/---

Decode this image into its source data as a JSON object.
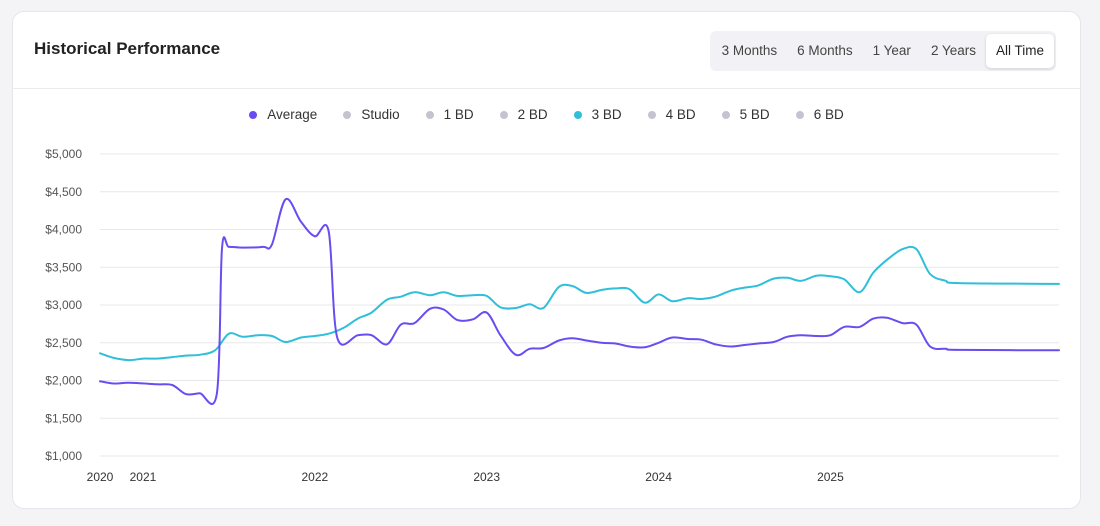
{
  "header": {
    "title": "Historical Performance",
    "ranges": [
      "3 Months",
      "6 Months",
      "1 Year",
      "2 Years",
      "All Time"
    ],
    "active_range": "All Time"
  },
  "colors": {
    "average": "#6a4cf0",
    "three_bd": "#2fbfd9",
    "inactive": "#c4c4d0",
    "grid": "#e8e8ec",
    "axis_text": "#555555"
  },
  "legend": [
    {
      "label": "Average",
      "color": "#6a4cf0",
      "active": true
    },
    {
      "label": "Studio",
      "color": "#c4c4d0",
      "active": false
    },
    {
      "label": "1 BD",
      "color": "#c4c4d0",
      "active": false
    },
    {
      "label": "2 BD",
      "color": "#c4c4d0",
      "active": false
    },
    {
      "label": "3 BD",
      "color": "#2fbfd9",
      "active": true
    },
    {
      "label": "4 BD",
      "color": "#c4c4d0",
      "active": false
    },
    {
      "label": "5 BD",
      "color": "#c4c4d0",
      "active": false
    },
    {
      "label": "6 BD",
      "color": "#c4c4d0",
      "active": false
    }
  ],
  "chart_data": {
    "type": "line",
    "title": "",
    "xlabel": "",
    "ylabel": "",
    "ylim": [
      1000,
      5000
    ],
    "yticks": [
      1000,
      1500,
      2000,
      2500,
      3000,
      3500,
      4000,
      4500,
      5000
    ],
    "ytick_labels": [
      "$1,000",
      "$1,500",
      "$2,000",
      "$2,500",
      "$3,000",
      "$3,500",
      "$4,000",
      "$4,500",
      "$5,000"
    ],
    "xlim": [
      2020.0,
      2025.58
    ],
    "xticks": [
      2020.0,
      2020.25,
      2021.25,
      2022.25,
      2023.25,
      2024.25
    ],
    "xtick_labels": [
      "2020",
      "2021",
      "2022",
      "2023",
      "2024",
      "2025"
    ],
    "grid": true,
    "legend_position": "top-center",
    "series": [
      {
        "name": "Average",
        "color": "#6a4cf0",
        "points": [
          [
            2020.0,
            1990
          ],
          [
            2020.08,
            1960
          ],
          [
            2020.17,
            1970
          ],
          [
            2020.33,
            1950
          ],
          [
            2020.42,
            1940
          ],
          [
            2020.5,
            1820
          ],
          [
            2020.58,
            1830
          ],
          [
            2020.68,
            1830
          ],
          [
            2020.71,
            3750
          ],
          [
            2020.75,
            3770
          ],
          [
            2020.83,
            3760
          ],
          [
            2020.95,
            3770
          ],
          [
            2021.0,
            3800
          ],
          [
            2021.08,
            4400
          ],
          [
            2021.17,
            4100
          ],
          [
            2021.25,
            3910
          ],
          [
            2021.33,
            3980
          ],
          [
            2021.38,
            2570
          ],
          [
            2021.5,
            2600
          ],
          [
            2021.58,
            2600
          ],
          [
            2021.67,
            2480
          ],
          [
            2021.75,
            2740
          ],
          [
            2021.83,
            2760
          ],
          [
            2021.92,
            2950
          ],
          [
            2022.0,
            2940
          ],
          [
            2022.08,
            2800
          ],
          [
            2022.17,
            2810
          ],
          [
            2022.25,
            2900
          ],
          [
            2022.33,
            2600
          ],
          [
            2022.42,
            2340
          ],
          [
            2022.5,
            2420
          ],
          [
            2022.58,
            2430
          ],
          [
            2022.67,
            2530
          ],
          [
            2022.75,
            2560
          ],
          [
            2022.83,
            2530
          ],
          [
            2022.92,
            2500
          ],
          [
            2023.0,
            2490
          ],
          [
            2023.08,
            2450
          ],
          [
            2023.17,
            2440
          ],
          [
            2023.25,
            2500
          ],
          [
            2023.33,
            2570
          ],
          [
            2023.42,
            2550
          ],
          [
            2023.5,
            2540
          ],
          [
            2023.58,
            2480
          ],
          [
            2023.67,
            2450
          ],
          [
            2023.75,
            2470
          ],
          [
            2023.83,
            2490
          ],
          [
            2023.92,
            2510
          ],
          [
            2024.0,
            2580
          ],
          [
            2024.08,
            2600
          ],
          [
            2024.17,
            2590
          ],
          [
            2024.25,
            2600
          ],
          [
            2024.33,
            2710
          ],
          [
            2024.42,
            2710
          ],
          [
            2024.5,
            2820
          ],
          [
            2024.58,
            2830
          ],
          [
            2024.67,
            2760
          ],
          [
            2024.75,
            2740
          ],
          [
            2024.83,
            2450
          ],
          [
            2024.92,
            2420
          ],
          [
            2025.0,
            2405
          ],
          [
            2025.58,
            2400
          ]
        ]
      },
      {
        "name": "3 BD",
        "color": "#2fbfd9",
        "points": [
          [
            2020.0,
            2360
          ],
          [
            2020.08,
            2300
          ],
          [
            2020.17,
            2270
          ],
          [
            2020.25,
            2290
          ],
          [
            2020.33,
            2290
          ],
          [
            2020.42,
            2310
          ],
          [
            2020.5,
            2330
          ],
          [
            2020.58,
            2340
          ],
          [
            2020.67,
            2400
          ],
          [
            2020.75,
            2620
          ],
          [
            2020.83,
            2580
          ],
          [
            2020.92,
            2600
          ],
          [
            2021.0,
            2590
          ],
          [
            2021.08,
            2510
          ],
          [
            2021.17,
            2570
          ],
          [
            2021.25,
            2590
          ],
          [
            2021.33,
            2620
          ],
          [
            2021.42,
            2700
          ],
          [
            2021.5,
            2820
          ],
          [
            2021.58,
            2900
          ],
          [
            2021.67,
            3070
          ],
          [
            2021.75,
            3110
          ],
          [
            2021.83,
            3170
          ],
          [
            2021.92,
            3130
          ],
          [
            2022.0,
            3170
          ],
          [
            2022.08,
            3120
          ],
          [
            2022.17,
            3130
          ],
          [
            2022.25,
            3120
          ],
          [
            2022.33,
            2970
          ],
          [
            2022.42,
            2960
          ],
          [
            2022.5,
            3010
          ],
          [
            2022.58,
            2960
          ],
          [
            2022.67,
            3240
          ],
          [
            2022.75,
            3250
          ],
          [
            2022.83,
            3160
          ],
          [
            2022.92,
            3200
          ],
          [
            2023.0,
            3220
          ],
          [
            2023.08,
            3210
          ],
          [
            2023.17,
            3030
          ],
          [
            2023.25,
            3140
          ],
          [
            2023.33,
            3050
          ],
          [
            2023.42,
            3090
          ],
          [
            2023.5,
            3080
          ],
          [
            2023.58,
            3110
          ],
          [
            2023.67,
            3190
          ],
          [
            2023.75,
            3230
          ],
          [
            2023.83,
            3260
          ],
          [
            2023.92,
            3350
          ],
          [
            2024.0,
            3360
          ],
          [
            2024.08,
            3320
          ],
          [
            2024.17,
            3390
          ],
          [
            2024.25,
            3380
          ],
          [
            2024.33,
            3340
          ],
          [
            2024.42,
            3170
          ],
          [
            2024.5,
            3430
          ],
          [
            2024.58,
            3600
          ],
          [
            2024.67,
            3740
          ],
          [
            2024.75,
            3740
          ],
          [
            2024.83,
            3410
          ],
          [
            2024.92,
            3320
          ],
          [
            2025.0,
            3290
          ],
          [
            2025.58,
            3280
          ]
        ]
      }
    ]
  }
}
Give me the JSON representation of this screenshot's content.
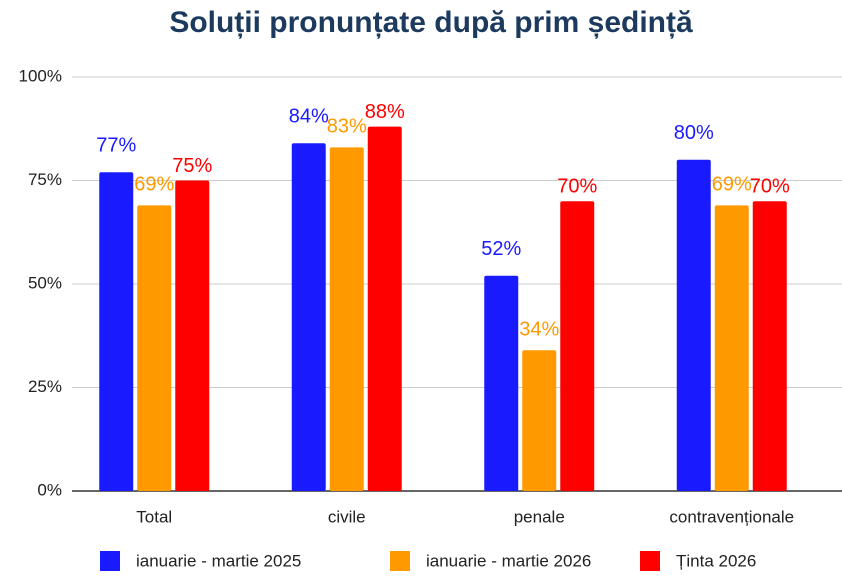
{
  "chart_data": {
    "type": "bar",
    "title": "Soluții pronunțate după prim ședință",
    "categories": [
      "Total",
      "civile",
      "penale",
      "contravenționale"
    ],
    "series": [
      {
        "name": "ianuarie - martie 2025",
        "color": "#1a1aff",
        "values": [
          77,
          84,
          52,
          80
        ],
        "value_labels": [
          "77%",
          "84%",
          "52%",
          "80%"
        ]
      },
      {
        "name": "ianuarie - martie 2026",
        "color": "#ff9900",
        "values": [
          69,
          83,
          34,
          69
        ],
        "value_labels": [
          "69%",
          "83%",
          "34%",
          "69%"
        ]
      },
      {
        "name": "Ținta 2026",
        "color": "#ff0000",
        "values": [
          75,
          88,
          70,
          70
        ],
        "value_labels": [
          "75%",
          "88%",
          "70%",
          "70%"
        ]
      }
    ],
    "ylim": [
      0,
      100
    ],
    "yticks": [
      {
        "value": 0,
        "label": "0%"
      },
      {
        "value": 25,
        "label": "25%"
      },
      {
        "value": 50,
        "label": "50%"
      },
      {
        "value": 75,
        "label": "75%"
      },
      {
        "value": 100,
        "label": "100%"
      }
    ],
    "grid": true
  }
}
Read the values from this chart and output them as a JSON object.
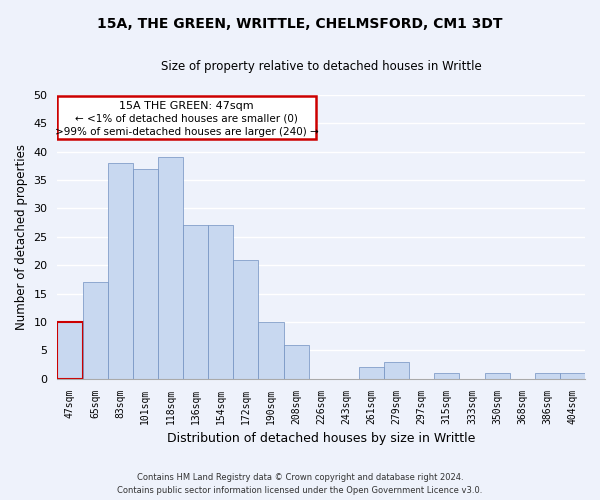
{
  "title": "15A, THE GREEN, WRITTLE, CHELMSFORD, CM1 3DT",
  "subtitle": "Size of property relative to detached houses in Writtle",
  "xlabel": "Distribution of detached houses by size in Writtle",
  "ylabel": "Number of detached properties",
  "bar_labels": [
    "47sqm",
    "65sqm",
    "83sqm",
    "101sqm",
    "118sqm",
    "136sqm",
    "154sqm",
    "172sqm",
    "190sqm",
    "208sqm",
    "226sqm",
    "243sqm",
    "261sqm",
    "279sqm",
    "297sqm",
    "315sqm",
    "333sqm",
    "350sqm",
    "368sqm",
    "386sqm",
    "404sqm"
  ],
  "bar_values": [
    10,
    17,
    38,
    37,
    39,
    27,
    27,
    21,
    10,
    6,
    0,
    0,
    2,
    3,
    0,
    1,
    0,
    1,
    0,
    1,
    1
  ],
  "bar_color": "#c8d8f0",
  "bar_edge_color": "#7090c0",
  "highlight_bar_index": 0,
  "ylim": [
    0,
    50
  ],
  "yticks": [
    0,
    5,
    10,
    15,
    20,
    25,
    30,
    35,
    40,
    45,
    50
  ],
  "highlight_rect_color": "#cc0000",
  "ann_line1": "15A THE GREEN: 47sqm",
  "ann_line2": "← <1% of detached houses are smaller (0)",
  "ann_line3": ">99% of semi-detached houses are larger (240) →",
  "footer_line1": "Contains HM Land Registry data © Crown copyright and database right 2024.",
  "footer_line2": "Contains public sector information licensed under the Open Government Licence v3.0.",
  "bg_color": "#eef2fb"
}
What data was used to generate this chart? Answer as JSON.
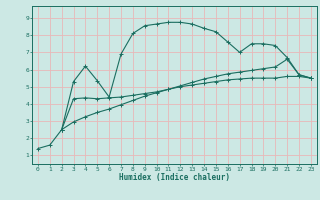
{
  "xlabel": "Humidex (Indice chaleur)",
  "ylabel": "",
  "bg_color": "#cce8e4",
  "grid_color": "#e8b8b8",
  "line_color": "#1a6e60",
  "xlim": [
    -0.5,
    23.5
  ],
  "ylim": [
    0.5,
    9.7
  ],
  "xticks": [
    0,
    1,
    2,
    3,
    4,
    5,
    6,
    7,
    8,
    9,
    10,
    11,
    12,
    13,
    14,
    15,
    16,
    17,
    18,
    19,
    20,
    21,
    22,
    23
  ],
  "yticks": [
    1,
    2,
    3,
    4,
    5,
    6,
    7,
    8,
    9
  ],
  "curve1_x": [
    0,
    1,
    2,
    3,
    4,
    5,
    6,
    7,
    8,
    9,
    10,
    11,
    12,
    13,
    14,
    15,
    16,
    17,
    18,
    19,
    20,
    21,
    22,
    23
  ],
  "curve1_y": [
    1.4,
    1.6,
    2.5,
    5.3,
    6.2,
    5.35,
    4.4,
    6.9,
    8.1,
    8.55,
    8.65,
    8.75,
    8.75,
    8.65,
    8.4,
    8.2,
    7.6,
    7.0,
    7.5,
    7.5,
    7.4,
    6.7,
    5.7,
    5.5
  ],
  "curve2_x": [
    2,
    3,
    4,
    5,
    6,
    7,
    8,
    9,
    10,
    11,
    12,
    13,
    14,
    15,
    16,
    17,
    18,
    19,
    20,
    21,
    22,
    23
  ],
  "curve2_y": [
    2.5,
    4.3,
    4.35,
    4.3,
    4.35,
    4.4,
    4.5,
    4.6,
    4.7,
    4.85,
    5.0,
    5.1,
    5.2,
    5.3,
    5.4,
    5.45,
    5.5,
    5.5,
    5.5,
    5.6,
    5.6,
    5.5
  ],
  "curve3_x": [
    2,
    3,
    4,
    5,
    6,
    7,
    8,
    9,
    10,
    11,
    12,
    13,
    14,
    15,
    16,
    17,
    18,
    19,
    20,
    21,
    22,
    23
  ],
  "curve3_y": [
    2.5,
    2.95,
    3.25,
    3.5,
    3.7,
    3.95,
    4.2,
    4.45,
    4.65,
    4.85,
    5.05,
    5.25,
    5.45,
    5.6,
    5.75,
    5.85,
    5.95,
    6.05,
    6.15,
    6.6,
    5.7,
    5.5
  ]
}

\---

Only the number is wanted: how many lines in the entries above contain the string "object"?

2